→ Short task: Copy all the material below, exactly as it stands.

→ Extracted material:
------------------------------------------------------------------------

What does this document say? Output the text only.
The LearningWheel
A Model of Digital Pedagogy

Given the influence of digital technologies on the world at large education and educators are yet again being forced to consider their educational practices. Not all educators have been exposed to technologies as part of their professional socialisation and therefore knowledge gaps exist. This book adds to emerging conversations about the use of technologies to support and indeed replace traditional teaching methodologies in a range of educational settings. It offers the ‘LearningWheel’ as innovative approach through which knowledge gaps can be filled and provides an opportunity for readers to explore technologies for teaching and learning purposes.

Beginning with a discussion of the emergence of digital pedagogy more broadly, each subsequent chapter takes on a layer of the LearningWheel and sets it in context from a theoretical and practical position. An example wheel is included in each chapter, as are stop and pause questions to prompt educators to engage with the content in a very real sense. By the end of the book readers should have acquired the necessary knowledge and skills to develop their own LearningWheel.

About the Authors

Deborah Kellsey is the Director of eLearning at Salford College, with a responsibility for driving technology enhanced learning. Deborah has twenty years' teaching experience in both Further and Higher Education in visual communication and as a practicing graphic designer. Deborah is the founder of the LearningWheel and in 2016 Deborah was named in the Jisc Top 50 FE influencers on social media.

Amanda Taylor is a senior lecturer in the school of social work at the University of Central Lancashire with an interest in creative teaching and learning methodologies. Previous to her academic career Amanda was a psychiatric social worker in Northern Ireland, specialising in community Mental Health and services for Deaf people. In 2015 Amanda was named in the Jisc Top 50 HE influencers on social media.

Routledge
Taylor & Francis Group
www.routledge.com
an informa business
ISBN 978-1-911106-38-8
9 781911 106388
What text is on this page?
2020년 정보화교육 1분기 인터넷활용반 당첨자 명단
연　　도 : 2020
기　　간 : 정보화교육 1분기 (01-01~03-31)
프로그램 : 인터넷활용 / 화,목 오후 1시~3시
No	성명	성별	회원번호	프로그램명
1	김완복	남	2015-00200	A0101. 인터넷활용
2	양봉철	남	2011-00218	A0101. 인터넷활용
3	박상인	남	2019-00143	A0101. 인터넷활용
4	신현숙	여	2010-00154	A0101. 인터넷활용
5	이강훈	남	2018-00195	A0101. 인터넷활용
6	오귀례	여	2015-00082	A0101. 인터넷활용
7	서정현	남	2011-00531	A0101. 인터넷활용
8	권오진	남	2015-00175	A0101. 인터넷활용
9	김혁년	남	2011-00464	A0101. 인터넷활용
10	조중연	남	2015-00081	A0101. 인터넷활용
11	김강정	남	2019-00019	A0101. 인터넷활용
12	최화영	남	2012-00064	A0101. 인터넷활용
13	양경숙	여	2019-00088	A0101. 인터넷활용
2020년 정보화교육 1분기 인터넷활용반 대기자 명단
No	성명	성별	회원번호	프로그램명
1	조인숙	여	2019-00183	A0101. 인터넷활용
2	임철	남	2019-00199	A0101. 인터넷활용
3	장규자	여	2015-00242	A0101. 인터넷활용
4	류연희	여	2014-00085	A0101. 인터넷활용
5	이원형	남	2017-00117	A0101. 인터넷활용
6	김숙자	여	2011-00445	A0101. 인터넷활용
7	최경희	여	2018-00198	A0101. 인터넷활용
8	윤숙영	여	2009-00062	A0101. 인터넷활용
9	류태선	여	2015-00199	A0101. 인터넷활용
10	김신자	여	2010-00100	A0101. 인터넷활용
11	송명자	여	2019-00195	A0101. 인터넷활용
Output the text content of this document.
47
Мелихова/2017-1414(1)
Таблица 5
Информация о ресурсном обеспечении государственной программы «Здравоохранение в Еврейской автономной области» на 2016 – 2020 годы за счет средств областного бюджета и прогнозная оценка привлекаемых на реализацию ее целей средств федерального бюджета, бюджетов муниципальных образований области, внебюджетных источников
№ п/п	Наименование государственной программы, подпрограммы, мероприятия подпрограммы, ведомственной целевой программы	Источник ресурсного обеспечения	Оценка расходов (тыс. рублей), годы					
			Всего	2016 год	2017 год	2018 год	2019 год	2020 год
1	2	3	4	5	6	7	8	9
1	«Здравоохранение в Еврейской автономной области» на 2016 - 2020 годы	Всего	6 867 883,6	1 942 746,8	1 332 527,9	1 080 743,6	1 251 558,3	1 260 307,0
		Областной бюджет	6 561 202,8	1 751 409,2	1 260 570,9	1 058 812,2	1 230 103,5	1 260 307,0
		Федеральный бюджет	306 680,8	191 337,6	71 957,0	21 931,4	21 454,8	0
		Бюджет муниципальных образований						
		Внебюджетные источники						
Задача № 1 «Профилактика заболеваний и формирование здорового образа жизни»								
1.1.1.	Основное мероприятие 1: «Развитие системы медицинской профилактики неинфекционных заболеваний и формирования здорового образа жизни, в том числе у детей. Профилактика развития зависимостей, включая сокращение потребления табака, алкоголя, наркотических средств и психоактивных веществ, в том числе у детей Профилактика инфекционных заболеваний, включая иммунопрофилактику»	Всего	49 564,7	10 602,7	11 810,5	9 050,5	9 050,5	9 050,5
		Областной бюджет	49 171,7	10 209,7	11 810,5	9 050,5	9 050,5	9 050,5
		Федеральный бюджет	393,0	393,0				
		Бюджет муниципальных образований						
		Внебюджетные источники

------------------------------------------------------------------------

→ Completed exercise:
What does this document say? Output the text only.
The LearningWheel
A Model of Digital Pedagogy

Given the influence of digital technologies on the world at large education and educators are yet again being forced to consider their educational practices. Not all educators have been exposed to technologies as part of their professional socialisation and therefore knowledge gaps exist. This book adds to emerging conversations about the use of technologies to support and indeed replace traditional teaching methodologies in a range of educational settings. It offers the ‘LearningWheel’ as innovative approach through which knowledge gaps can be filled and provides an opportunity for readers to explore technologies for teaching and learning purposes.

Beginning with a discussion of the emergence of digital pedagogy more broadly, each subsequent chapter takes on a layer of the LearningWheel and sets it in context from a theoretical and practical position. An example wheel is included in each chapter, as are stop and pause questions to prompt educators to engage with the content in a very real sense. By the end of the book readers should have acquired the necessary knowledge and skills to develop their own LearningWheel.

About the Authors

Deborah Kellsey is the Director of eLearning at Salford College, with a responsibility for driving technology enhanced learning. Deborah has twenty years' teaching experience in both Further and Higher Education in visual communication and as a practicing graphic designer. Deborah is the founder of the LearningWheel and in 2016 Deborah was named in the Jisc Top 50 FE influencers on social media.

Amanda Taylor is a senior lecturer in the school of social work at the University of Central Lancashire with an interest in creative teaching and learning methodologies. Previous to her academic career Amanda was a psychiatric social worker in Northern Ireland, specialising in community Mental Health and services for Deaf people. In 2015 Amanda was named in the Jisc Top 50 HE influencers on social media.

Routledge
Taylor & Francis Group
www.routledge.com
an informa business
ISBN 978-1-911106-38-8
9 781911 106388
What text is on this page?
2020년 정보화교육 1분기 인터넷활용반 당첨자 명단
연　　도 : 2020
기　　간 : 정보화교육 1분기 (01-01~03-31)
프로그램 : 인터넷활용 / 화,목 오후 1시~3시
No	성명	성별	회원번호	프로그램명
1	김완복	남	2015-00200	A0101. 인터넷활용
2	양봉철	남	2011-00218	A0101. 인터넷활용
3	박상인	남	2019-00143	A0101. 인터넷활용
4	신현숙	여	2010-00154	A0101. 인터넷활용
5	이강훈	남	2018-00195	A0101. 인터넷활용
6	오귀례	여	2015-00082	A0101. 인터넷활용
7	서정현	남	2011-00531	A0101. 인터넷활용
8	권오진	남	2015-00175	A0101. 인터넷활용
9	김혁년	남	2011-00464	A0101. 인터넷활용
10	조중연	남	2015-00081	A0101. 인터넷활용
11	김강정	남	2019-00019	A0101. 인터넷활용
12	최화영	남	2012-00064	A0101. 인터넷활용
13	양경숙	여	2019-00088	A0101. 인터넷활용
2020년 정보화교육 1분기 인터넷활용반 대기자 명단
No	성명	성별	회원번호	프로그램명
1	조인숙	여	2019-00183	A0101. 인터넷활용
2	임철	남	2019-00199	A0101. 인터넷활용
3	장규자	여	2015-00242	A0101. 인터넷활용
4	류연희	여	2014-00085	A0101. 인터넷활용
5	이원형	남	2017-00117	A0101. 인터넷활용
6	김숙자	여	2011-00445	A0101. 인터넷활용
7	최경희	여	2018-00198	A0101. 인터넷활용
8	윤숙영	여	2009-00062	A0101. 인터넷활용
9	류태선	여	2015-00199	A0101. 인터넷활용
10	김신자	여	2010-00100	A0101. 인터넷활용
11	송명자	여	2019-00195	A0101. 인터넷활용
Output the text content of this document.
47
Мелихова/2017-1414(1)
Таблица 5
Информация о ресурсном обеспечении государственной программы «Здравоохранение в Еврейской автономной области» на 2016 – 2020 годы за счет средств областного бюджета и прогнозная оценка привлекаемых на реализацию ее целей средств федерального бюджета, бюджетов муниципальных образований области, внебюджетных источников
№ п/п	Наименование государственной программы, подпрограммы, мероприятия подпрограммы, ведомственной целевой программы	Источник ресурсного обеспечения	Оценка расходов (тыс. рублей), годы					
			Всего	2016 год	2017 год	2018 год	2019 год	2020 год
1	2	3	4	5	6	7	8	9
1	«Здравоохранение в Еврейской автономной области» на 2016 - 2020 годы	Всего	6 867 883,6	1 942 746,8	1 332 527,9	1 080 743,6	1 251 558,3	1 260 307,0
		Областной бюджет	6 561 202,8	1 751 409,2	1 260 570,9	1 058 812,2	1 230 103,5	1 260 307,0
		Федеральный бюджет	306 680,8	191 337,6	71 957,0	21 931,4	21 454,8	0
		Бюджет муниципальных образований						
		Внебюджетные источники						
Задача № 1 «Профилактика заболеваний и формирование здорового образа жизни»								
1.1.1.	Основное мероприятие 1: «Развитие системы медицинской профилактики неинфекционных заболеваний и формирования здорового образа жизни, в том числе у детей. Профилактика развития зависимостей, включая сокращение потребления табака, алкоголя, наркотических средств и психоактивных веществ, в том числе у детей Профилактика инфекционных заболеваний, включая иммунопрофилактику»	Всего	49 564,7	10 602,7	11 810,5	9 050,5	9 050,5	9 050,5
		Областной бюджет	49 171,7	10 209,7	11 810,5	9 050,5	9 050,5	9 050,5
		Федеральный бюджет	393,0	393,0				
		Бюджет муниципальных образований						
		Внебюджетные источники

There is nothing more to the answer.